Data excerpts:
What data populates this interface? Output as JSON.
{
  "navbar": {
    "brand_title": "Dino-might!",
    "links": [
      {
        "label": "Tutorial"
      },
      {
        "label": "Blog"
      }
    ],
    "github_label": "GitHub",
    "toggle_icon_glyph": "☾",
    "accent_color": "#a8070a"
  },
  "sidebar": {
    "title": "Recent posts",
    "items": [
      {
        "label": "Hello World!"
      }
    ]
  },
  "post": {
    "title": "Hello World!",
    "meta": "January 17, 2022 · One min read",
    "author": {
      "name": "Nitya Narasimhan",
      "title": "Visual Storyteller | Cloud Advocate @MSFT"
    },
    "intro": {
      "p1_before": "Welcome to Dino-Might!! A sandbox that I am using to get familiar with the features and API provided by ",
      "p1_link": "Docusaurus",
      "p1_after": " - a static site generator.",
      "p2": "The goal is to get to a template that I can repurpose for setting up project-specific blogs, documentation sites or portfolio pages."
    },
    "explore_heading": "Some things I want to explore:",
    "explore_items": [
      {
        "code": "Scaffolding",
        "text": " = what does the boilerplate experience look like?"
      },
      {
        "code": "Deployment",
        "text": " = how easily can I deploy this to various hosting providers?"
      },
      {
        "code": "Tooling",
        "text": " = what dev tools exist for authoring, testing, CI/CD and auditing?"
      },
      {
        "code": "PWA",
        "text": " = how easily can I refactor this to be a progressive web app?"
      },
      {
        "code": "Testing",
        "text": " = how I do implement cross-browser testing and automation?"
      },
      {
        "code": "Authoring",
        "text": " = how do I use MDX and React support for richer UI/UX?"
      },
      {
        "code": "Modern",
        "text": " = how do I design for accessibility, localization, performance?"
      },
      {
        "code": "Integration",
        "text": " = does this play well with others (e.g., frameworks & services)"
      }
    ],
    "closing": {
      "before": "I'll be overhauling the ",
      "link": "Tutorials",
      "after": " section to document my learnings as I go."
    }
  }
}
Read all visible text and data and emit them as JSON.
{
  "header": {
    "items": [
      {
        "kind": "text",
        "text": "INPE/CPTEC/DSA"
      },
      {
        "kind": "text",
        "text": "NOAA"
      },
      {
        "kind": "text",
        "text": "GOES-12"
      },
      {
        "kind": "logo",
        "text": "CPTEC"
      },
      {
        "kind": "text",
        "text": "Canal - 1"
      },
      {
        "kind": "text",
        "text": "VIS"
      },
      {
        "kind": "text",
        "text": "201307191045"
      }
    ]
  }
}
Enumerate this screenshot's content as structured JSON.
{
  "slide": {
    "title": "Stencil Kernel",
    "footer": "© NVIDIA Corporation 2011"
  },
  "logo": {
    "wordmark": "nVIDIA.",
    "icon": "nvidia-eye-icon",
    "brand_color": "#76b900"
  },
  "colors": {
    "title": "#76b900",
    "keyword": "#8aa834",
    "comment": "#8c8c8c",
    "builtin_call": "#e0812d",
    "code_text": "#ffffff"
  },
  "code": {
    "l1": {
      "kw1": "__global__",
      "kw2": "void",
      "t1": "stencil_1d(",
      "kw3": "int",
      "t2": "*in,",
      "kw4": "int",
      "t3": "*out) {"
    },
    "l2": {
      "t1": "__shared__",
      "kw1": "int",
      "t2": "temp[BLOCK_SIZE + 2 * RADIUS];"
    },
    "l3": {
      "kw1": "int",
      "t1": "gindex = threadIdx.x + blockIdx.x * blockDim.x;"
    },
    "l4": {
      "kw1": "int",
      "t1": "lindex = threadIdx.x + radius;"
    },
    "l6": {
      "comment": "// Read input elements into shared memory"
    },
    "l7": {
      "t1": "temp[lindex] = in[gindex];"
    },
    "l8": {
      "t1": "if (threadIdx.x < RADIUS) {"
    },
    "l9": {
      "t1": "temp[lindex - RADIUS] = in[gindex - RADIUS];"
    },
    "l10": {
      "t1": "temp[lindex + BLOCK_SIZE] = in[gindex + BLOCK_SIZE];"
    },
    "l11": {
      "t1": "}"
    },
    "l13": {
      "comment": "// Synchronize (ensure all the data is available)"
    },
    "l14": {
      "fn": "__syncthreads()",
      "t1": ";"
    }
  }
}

WORK REQUIRED:
Would you copy out each line exactly as written?

COMPLETE RESPONSE:
What data populates this interface? Output as JSON.
{
  "navbar": {
    "brand_title": "Dino-might!",
    "links": [
      {
        "label": "Tutorial"
      },
      {
        "label": "Blog"
      }
    ],
    "github_label": "GitHub",
    "toggle_icon_glyph": "☾",
    "accent_color": "#a8070a"
  },
  "sidebar": {
    "title": "Recent posts",
    "items": [
      {
        "label": "Hello World!"
      }
    ]
  },
  "post": {
    "title": "Hello World!",
    "meta": "January 17, 2022 · One min read",
    "author": {
      "name": "Nitya Narasimhan",
      "title": "Visual Storyteller | Cloud Advocate @MSFT"
    },
    "intro": {
      "p1_before": "Welcome to Dino-Might!! A sandbox that I am using to get familiar with the features and API provided by ",
      "p1_link": "Docusaurus",
      "p1_after": " - a static site generator.",
      "p2": "The goal is to get to a template that I can repurpose for setting up project-specific blogs, documentation sites or portfolio pages."
    },
    "explore_heading": "Some things I want to explore:",
    "explore_items": [
      {
        "code": "Scaffolding",
        "text": " = what does the boilerplate experience look like?"
      },
      {
        "code": "Deployment",
        "text": " = how easily can I deploy this to various hosting providers?"
      },
      {
        "code": "Tooling",
        "text": " = what dev tools exist for authoring, testing, CI/CD and auditing?"
      },
      {
        "code": "PWA",
        "text": " = how easily can I refactor this to be a progressive web app?"
      },
      {
        "code": "Testing",
        "text": " = how I do implement cross-browser testing and automation?"
      },
      {
        "code": "Authoring",
        "text": " = how do I use MDX and React support for richer UI/UX?"
      },
      {
        "code": "Modern",
        "text": " = how do I design for accessibility, localization, performance?"
      },
      {
        "code": "Integration",
        "text": " = does this play well with others (e.g., frameworks & services)"
      }
    ],
    "closing": {
      "before": "I'll be overhauling the ",
      "link": "Tutorials",
      "after": " section to document my learnings as I go."
    }
  }
}
Read all visible text and data and emit them as JSON.
{
  "header": {
    "items": [
      {
        "kind": "text",
        "text": "INPE/CPTEC/DSA"
      },
      {
        "kind": "text",
        "text": "NOAA"
      },
      {
        "kind": "text",
        "text": "GOES-12"
      },
      {
        "kind": "logo",
        "text": "CPTEC"
      },
      {
        "kind": "text",
        "text": "Canal - 1"
      },
      {
        "kind": "text",
        "text": "VIS"
      },
      {
        "kind": "text",
        "text": "201307191045"
      }
    ]
  }
}
Enumerate this screenshot's content as structured JSON.
{
  "slide": {
    "title": "Stencil Kernel",
    "footer": "© NVIDIA Corporation 2011"
  },
  "logo": {
    "wordmark": "nVIDIA.",
    "icon": "nvidia-eye-icon",
    "brand_color": "#76b900"
  },
  "colors": {
    "title": "#76b900",
    "keyword": "#8aa834",
    "comment": "#8c8c8c",
    "builtin_call": "#e0812d",
    "code_text": "#ffffff"
  },
  "code": {
    "l1": {
      "kw1": "__global__",
      "kw2": "void",
      "t1": "stencil_1d(",
      "kw3": "int",
      "t2": "*in,",
      "kw4": "int",
      "t3": "*out) {"
    },
    "l2": {
      "t1": "__shared__",
      "kw1": "int",
      "t2": "temp[BLOCK_SIZE + 2 * RADIUS];"
    },
    "l3": {
      "kw1": "int",
      "t1": "gindex = threadIdx.x + blockIdx.x * blockDim.x;"
    },
    "l4": {
      "kw1": "int",
      "t1": "lindex = threadIdx.x + radius;"
    },
    "l6": {
      "comment": "// Read input elements into shared memory"
    },
    "l7": {
      "t1": "temp[lindex] = in[gindex];"
    },
    "l8": {
      "t1": "if (threadIdx.x < RADIUS) {"
    },
    "l9": {
      "t1": "temp[lindex - RADIUS] = in[gindex - RADIUS];"
    },
    "l10": {
      "t1": "temp[lindex + BLOCK_SIZE] = in[gindex + BLOCK_SIZE];"
    },
    "l11": {
      "t1": "}"
    },
    "l13": {
      "comment": "// Synchronize (ensure all the data is available)"
    },
    "l14": {
      "fn": "__syncthreads()",
      "t1": ";"
    }
  }
}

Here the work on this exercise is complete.